Copy out each line of the data holding "Speed".

* Records provided *
----------------------------------------

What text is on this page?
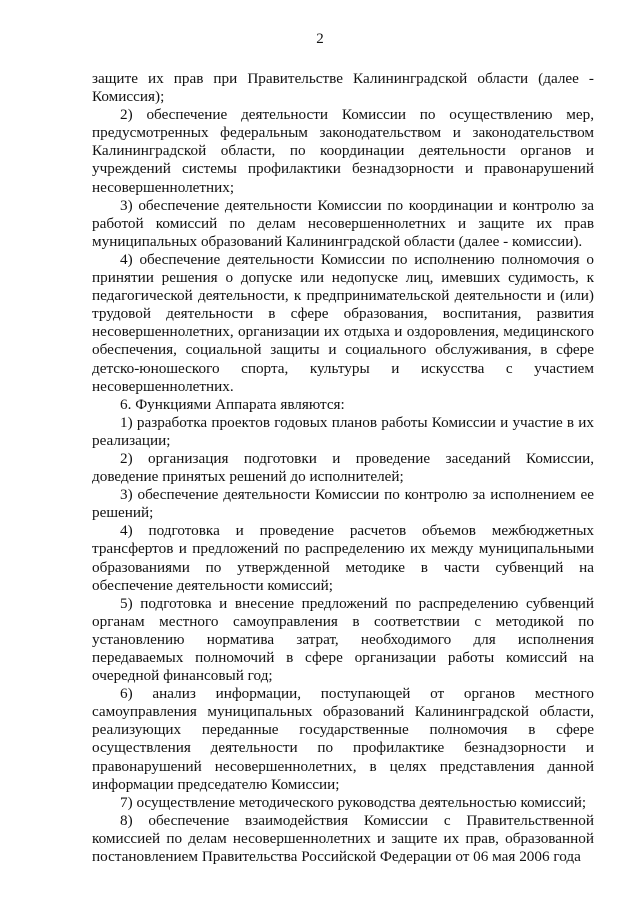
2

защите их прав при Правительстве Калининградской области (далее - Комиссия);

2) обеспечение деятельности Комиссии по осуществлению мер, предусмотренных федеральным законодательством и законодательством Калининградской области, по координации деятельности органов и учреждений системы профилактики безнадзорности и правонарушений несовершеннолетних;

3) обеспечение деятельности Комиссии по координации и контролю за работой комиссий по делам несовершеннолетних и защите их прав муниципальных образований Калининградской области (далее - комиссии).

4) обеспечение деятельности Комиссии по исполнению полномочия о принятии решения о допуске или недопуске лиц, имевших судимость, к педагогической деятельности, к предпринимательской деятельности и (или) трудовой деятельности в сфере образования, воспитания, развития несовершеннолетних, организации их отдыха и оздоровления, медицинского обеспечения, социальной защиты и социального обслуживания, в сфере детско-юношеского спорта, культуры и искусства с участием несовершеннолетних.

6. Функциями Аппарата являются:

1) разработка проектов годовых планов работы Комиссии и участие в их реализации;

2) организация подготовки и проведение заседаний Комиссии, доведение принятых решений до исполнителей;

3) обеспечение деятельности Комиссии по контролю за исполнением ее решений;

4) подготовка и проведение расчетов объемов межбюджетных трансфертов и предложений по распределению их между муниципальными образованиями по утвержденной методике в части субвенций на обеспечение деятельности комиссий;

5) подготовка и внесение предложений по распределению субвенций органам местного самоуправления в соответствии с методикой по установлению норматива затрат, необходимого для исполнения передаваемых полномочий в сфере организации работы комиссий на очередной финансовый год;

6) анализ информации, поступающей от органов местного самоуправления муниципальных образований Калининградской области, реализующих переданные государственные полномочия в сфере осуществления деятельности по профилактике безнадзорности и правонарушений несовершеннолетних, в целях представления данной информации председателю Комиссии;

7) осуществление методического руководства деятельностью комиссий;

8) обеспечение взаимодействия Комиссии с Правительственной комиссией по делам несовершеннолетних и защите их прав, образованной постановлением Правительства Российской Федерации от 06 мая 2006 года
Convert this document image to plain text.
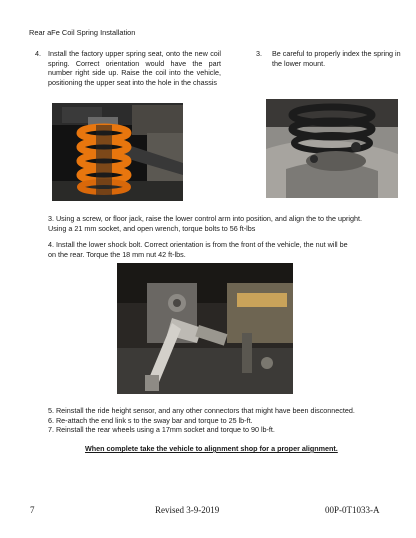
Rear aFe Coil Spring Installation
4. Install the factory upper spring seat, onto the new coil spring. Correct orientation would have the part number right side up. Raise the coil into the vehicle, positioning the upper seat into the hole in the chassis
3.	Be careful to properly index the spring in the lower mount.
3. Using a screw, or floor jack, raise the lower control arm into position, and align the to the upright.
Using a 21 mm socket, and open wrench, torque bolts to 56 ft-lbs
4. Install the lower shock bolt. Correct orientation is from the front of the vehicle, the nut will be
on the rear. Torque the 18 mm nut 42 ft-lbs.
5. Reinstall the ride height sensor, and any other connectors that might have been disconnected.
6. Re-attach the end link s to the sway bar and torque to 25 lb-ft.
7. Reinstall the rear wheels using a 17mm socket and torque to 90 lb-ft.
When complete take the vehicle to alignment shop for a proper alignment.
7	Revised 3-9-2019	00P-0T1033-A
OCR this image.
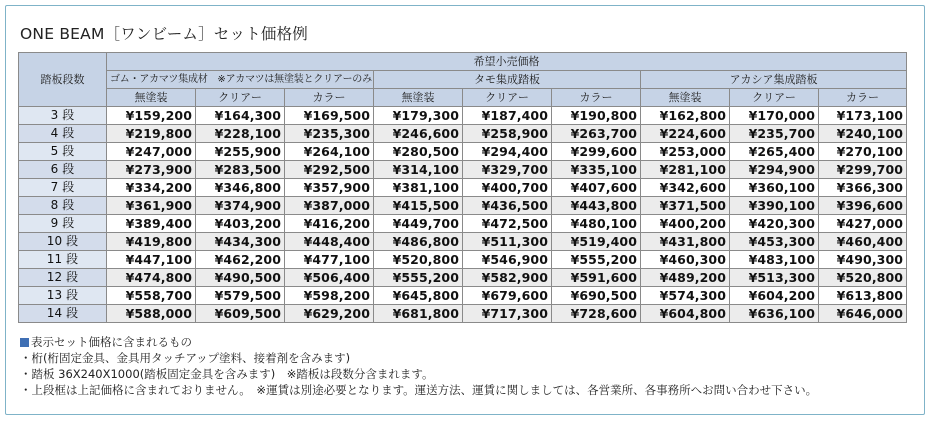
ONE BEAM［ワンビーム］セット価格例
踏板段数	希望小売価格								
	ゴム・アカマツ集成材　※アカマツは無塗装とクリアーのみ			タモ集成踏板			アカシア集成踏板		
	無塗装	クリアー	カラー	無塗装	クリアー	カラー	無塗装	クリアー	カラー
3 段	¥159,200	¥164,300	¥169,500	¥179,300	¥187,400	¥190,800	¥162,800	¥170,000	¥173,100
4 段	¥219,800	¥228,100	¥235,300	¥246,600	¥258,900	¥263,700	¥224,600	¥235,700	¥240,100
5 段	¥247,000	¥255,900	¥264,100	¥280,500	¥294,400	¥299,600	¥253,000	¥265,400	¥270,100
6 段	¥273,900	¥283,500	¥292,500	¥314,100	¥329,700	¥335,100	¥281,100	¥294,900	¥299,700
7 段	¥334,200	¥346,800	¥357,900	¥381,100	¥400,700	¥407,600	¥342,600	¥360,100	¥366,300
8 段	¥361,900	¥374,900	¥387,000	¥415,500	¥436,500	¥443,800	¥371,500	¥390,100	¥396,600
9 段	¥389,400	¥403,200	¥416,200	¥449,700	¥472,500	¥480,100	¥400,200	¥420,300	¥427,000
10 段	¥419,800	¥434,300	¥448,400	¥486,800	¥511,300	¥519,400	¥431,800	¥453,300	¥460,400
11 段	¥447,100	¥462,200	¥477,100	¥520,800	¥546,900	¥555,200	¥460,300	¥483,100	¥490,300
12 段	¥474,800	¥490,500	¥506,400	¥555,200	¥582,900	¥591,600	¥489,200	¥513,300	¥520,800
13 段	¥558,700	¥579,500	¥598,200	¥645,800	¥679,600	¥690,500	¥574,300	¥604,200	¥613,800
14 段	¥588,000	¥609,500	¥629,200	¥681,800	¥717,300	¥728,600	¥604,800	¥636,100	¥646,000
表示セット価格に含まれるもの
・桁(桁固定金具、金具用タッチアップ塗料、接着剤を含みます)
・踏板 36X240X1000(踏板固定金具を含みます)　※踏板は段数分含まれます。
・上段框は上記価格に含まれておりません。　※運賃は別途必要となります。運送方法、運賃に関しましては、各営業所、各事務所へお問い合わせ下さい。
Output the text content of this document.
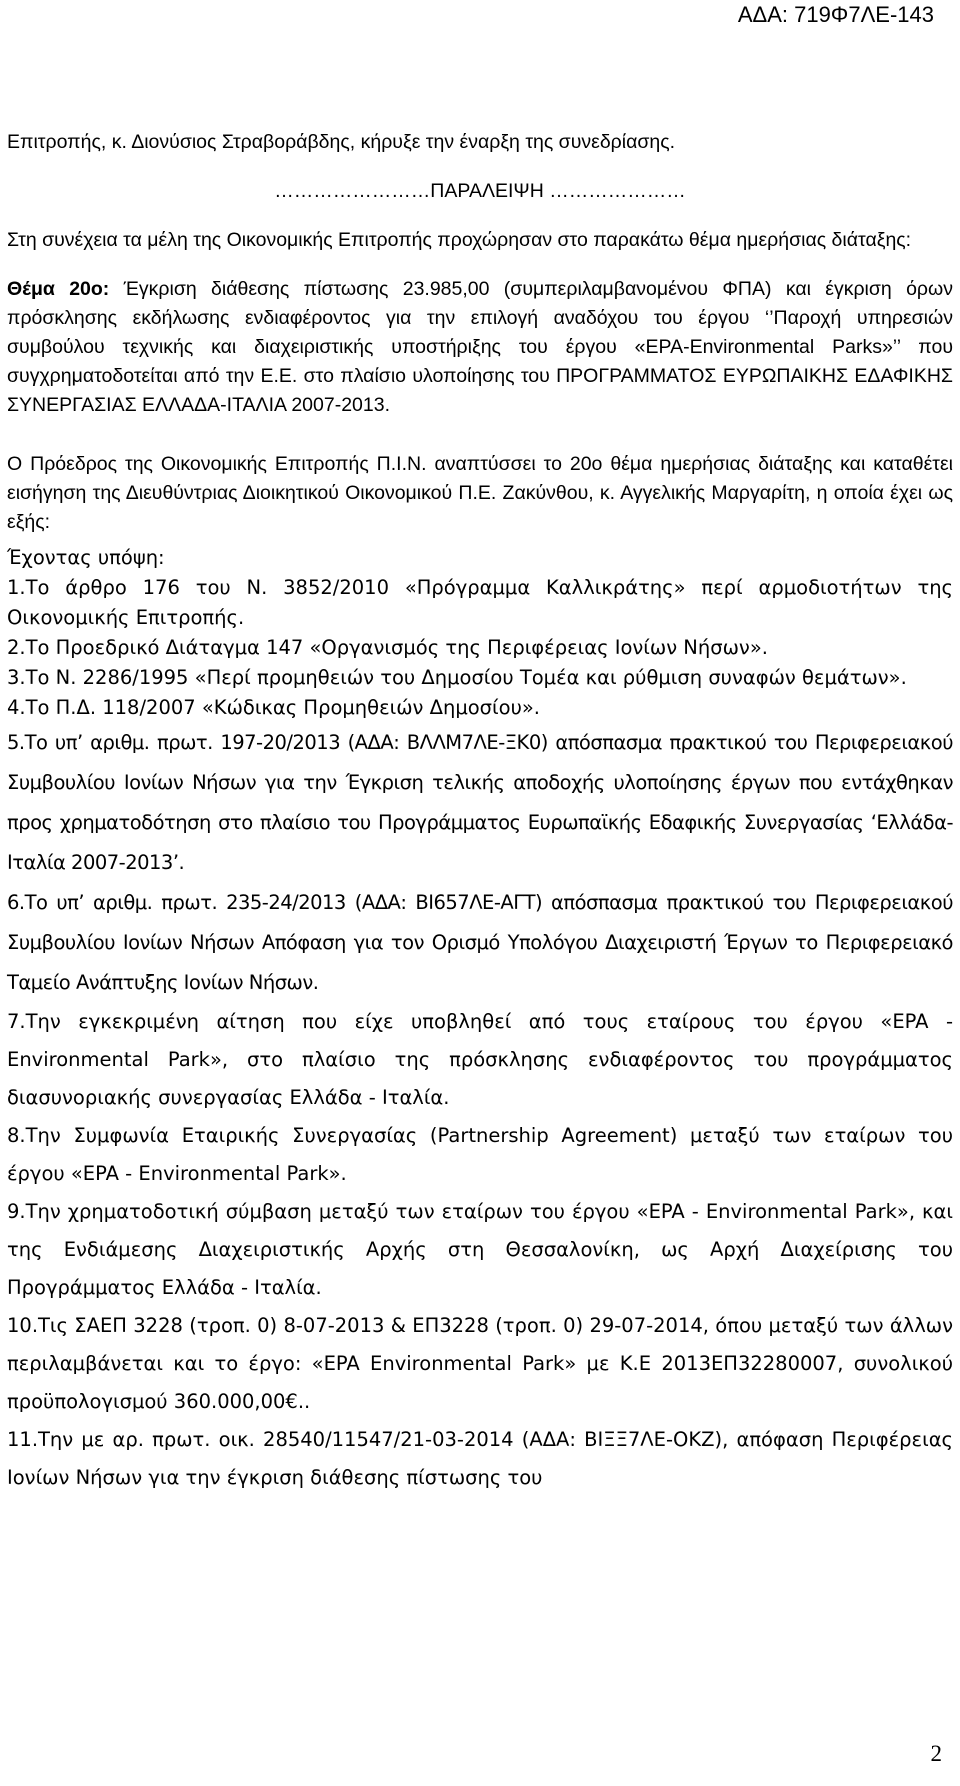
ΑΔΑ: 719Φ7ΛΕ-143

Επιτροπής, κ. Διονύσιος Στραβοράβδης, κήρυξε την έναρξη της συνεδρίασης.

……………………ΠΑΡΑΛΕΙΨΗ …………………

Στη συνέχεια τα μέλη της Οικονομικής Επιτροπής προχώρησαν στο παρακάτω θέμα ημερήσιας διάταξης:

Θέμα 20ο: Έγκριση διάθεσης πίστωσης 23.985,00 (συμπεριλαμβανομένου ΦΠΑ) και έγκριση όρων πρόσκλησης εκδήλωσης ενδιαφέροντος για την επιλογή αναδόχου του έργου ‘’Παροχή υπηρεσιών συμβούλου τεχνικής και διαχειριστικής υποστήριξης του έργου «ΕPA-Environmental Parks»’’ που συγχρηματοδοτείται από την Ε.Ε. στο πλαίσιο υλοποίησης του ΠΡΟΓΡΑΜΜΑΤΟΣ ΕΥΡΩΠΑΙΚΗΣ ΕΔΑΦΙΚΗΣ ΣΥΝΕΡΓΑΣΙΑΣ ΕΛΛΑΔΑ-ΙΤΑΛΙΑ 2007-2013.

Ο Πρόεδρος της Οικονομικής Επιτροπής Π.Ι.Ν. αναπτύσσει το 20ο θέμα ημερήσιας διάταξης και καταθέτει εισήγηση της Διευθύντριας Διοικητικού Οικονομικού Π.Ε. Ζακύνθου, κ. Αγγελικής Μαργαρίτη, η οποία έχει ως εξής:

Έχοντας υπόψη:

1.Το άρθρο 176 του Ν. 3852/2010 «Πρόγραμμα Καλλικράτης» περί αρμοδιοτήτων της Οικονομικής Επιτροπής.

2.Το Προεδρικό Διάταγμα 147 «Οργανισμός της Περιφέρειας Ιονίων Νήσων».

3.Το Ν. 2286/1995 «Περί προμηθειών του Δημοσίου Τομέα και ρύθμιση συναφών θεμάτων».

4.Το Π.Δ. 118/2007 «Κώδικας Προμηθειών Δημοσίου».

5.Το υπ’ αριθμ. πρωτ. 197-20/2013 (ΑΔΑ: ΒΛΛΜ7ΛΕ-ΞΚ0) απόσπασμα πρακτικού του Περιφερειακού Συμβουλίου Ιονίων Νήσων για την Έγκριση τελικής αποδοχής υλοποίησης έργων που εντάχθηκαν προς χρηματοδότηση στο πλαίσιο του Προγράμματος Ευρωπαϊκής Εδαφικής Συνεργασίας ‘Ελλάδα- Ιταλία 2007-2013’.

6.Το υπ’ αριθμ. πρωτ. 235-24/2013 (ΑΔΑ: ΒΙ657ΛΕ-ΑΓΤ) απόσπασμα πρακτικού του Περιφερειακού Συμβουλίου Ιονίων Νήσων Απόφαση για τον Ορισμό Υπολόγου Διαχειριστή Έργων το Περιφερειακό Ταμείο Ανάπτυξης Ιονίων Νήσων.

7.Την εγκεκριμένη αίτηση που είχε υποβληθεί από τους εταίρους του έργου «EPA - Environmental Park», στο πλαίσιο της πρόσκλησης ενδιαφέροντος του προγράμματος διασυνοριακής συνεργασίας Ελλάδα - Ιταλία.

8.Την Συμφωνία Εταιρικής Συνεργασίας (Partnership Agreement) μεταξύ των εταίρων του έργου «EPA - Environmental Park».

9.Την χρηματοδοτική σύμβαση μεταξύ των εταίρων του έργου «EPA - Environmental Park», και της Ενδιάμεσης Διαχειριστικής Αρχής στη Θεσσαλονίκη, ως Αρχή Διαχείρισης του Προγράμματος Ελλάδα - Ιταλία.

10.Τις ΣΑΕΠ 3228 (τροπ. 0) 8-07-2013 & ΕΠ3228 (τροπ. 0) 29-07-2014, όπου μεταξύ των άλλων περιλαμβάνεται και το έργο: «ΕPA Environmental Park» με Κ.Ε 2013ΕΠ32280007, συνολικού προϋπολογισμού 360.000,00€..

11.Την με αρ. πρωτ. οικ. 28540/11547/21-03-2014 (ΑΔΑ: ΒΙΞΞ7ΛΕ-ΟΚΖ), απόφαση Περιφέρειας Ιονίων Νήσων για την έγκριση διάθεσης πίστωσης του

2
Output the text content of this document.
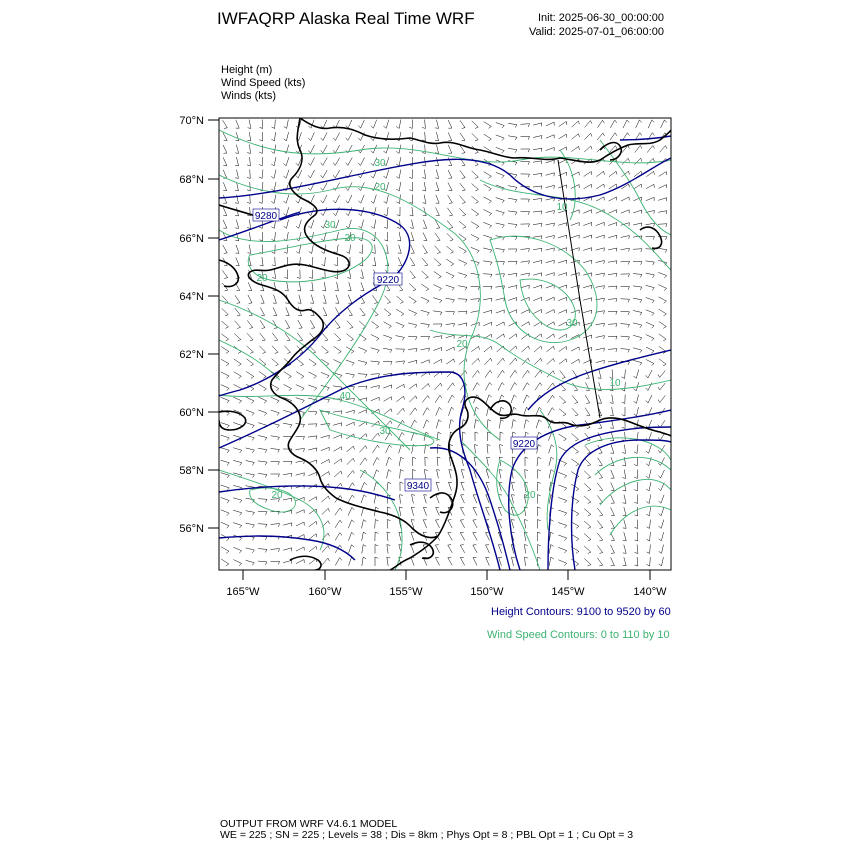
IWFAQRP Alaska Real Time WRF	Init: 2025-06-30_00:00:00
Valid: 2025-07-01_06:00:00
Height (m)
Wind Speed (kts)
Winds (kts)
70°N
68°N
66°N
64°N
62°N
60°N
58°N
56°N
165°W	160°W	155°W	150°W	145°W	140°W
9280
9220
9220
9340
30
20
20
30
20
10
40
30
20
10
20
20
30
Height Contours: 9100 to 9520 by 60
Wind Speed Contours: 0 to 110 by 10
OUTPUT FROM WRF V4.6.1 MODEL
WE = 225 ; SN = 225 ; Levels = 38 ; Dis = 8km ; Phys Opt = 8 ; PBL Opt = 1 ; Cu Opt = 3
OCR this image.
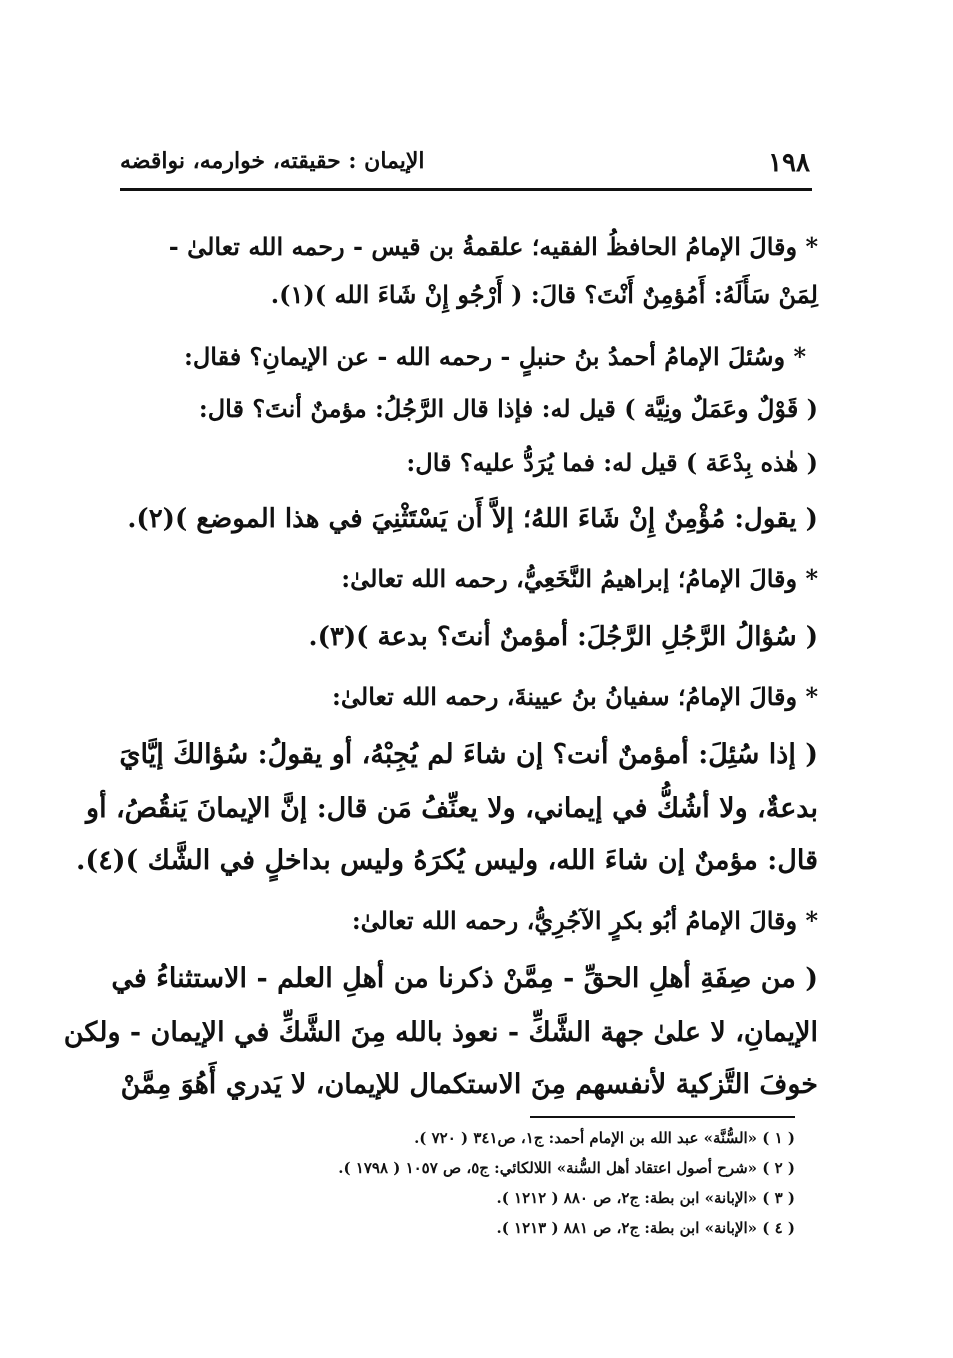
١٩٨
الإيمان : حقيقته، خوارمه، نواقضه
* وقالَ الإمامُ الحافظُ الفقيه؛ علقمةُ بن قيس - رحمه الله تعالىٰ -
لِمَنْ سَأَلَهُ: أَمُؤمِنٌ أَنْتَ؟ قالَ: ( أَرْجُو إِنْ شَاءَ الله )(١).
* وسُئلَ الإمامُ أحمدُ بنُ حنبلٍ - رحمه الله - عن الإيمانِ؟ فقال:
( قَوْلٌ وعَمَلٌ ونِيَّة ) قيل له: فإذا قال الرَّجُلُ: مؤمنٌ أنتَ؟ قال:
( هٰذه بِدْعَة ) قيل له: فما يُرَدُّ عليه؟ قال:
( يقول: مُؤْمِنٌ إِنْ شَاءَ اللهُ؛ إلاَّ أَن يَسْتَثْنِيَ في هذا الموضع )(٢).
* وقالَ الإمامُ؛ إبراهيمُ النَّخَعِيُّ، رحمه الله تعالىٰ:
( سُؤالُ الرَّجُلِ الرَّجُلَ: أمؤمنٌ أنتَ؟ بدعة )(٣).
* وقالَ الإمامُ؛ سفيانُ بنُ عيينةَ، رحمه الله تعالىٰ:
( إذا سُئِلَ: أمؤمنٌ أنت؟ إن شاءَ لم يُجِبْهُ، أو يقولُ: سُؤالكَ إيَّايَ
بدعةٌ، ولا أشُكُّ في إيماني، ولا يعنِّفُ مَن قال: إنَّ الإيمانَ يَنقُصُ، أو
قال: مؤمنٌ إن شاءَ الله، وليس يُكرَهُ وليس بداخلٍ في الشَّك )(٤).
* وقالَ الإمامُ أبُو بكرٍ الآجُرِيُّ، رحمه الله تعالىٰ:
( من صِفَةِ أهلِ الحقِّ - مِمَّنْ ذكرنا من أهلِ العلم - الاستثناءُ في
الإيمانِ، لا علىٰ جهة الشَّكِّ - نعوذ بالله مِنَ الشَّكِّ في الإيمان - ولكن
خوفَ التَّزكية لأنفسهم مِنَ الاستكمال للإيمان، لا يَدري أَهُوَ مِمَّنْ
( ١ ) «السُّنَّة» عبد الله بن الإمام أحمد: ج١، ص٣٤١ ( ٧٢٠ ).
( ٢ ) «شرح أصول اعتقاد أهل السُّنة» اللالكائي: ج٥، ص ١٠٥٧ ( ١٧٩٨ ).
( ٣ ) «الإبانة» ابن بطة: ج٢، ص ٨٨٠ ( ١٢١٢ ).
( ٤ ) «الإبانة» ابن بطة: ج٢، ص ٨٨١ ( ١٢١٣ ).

----------------------------------------

* Exercise answer *
Wind Speed (kts)
Wind Speed Contours: 0 to 110 by 10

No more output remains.